#### [GOAL]
Copy every line of the data exactly, leaving nothing out.

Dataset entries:
• • • • • • •

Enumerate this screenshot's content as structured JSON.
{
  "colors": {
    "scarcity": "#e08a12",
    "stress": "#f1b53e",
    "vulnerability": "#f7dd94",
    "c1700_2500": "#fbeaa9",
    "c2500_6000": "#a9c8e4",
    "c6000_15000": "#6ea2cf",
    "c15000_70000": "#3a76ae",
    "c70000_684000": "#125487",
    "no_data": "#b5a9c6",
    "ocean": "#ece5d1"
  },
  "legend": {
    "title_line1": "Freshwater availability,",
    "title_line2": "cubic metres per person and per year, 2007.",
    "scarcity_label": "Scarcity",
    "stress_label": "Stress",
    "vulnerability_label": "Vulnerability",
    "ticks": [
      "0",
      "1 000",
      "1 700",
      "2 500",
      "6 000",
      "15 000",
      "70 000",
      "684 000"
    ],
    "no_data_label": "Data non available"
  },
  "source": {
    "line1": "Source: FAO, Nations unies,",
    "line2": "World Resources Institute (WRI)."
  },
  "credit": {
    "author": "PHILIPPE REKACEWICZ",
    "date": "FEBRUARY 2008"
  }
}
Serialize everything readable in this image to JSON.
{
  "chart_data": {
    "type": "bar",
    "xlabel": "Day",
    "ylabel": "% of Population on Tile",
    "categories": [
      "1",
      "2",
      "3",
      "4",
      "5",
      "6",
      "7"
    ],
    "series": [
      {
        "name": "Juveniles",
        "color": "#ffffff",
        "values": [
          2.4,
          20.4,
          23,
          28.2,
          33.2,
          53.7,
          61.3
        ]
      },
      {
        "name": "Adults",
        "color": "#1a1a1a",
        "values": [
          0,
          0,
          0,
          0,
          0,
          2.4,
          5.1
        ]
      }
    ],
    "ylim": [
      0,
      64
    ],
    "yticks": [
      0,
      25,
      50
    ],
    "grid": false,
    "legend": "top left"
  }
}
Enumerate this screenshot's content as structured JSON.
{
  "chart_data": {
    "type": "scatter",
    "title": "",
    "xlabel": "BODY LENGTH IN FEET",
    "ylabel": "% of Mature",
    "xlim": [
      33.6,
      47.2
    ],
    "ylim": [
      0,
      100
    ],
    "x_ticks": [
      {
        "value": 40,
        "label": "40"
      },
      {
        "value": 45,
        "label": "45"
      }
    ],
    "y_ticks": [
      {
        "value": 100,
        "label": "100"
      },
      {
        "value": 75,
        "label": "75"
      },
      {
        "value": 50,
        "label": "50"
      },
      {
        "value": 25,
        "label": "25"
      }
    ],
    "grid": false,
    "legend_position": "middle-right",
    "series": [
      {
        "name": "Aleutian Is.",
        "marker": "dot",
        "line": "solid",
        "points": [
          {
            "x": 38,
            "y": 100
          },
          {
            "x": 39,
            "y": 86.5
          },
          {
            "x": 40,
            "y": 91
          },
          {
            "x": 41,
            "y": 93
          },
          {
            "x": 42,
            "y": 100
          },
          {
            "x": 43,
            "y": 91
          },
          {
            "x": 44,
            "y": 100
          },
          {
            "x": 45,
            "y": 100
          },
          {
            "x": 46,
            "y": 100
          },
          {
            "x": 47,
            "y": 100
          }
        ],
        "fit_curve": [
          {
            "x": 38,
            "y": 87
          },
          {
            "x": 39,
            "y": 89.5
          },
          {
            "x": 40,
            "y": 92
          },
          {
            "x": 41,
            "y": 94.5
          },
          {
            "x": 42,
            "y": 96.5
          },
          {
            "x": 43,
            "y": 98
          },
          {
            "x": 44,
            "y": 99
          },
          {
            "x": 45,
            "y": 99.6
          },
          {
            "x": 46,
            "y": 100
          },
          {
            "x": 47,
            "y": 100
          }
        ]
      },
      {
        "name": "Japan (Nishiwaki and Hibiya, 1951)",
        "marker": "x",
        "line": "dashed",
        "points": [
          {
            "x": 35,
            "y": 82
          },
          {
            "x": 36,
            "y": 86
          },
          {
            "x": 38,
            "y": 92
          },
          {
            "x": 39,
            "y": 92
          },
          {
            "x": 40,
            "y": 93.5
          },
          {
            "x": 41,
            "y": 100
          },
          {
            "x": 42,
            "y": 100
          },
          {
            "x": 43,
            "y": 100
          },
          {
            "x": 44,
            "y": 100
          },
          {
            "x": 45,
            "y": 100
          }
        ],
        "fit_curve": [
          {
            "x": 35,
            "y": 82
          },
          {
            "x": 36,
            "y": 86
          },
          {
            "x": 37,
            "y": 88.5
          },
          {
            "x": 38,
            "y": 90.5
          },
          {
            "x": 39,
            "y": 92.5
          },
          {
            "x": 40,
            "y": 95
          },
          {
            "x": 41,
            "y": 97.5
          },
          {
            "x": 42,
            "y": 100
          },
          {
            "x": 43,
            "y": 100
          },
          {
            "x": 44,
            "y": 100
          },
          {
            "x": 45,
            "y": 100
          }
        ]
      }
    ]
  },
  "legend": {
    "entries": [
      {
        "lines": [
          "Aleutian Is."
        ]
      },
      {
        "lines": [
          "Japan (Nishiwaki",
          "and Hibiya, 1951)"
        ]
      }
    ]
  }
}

• • • • • • •

#### [ANSWER]
Enumerate this screenshot's content as structured JSON.
{
  "colors": {
    "scarcity": "#e08a12",
    "stress": "#f1b53e",
    "vulnerability": "#f7dd94",
    "c1700_2500": "#fbeaa9",
    "c2500_6000": "#a9c8e4",
    "c6000_15000": "#6ea2cf",
    "c15000_70000": "#3a76ae",
    "c70000_684000": "#125487",
    "no_data": "#b5a9c6",
    "ocean": "#ece5d1"
  },
  "legend": {
    "title_line1": "Freshwater availability,",
    "title_line2": "cubic metres per person and per year, 2007.",
    "scarcity_label": "Scarcity",
    "stress_label": "Stress",
    "vulnerability_label": "Vulnerability",
    "ticks": [
      "0",
      "1 000",
      "1 700",
      "2 500",
      "6 000",
      "15 000",
      "70 000",
      "684 000"
    ],
    "no_data_label": "Data non available"
  },
  "source": {
    "line1": "Source: FAO, Nations unies,",
    "line2": "World Resources Institute (WRI)."
  },
  "credit": {
    "author": "PHILIPPE REKACEWICZ",
    "date": "FEBRUARY 2008"
  }
}
Serialize everything readable in this image to JSON.
{
  "chart_data": {
    "type": "bar",
    "xlabel": "Day",
    "ylabel": "% of Population on Tile",
    "categories": [
      "1",
      "2",
      "3",
      "4",
      "5",
      "6",
      "7"
    ],
    "series": [
      {
        "name": "Juveniles",
        "color": "#ffffff",
        "values": [
          2.4,
          20.4,
          23,
          28.2,
          33.2,
          53.7,
          61.3
        ]
      },
      {
        "name": "Adults",
        "color": "#1a1a1a",
        "values": [
          0,
          0,
          0,
          0,
          0,
          2.4,
          5.1
        ]
      }
    ],
    "ylim": [
      0,
      64
    ],
    "yticks": [
      0,
      25,
      50
    ],
    "grid": false,
    "legend": "top left"
  }
}
Enumerate this screenshot's content as structured JSON.
{
  "chart_data": {
    "type": "scatter",
    "title": "",
    "xlabel": "BODY LENGTH IN FEET",
    "ylabel": "% of Mature",
    "xlim": [
      33.6,
      47.2
    ],
    "ylim": [
      0,
      100
    ],
    "x_ticks": [
      {
        "value": 40,
        "label": "40"
      },
      {
        "value": 45,
        "label": "45"
      }
    ],
    "y_ticks": [
      {
        "value": 100,
        "label": "100"
      },
      {
        "value": 75,
        "label": "75"
      },
      {
        "value": 50,
        "label": "50"
      },
      {
        "value": 25,
        "label": "25"
      }
    ],
    "grid": false,
    "legend_position": "middle-right",
    "series": [
      {
        "name": "Aleutian Is.",
        "marker": "dot",
        "line": "solid",
        "points": [
          {
            "x": 38,
            "y": 100
          },
          {
            "x": 39,
            "y": 86.5
          },
          {
            "x": 40,
            "y": 91
          },
          {
            "x": 41,
            "y": 93
          },
          {
            "x": 42,
            "y": 100
          },
          {
            "x": 43,
            "y": 91
          },
          {
            "x": 44,
            "y": 100
          },
          {
            "x": 45,
            "y": 100
          },
          {
            "x": 46,
            "y": 100
          },
          {
            "x": 47,
            "y": 100
          }
        ],
        "fit_curve": [
          {
            "x": 38,
            "y": 87
          },
          {
            "x": 39,
            "y": 89.5
          },
          {
            "x": 40,
            "y": 92
          },
          {
            "x": 41,
            "y": 94.5
          },
          {
            "x": 42,
            "y": 96.5
          },
          {
            "x": 43,
            "y": 98
          },
          {
            "x": 44,
            "y": 99
          },
          {
            "x": 45,
            "y": 99.6
          },
          {
            "x": 46,
            "y": 100
          },
          {
            "x": 47,
            "y": 100
          }
        ]
      },
      {
        "name": "Japan (Nishiwaki and Hibiya, 1951)",
        "marker": "x",
        "line": "dashed",
        "points": [
          {
            "x": 35,
            "y": 82
          },
          {
            "x": 36,
            "y": 86
          },
          {
            "x": 38,
            "y": 92
          },
          {
            "x": 39,
            "y": 92
          },
          {
            "x": 40,
            "y": 93.5
          },
          {
            "x": 41,
            "y": 100
          },
          {
            "x": 42,
            "y": 100
          },
          {
            "x": 43,
            "y": 100
          },
          {
            "x": 44,
            "y": 100
          },
          {
            "x": 45,
            "y": 100
          }
        ],
        "fit_curve": [
          {
            "x": 35,
            "y": 82
          },
          {
            "x": 36,
            "y": 86
          },
          {
            "x": 37,
            "y": 88.5
          },
          {
            "x": 38,
            "y": 90.5
          },
          {
            "x": 39,
            "y": 92.5
          },
          {
            "x": 40,
            "y": 95
          },
          {
            "x": 41,
            "y": 97.5
          },
          {
            "x": 42,
            "y": 100
          },
          {
            "x": 43,
            "y": 100
          },
          {
            "x": 44,
            "y": 100
          },
          {
            "x": 45,
            "y": 100
          }
        ]
      }
    ]
  },
  "legend": {
    "entries": [
      {
        "lines": [
          "Aleutian Is."
        ]
      },
      {
        "lines": [
          "Japan (Nishiwaki",
          "and Hibiya, 1951)"
        ]
      }
    ]
  }
}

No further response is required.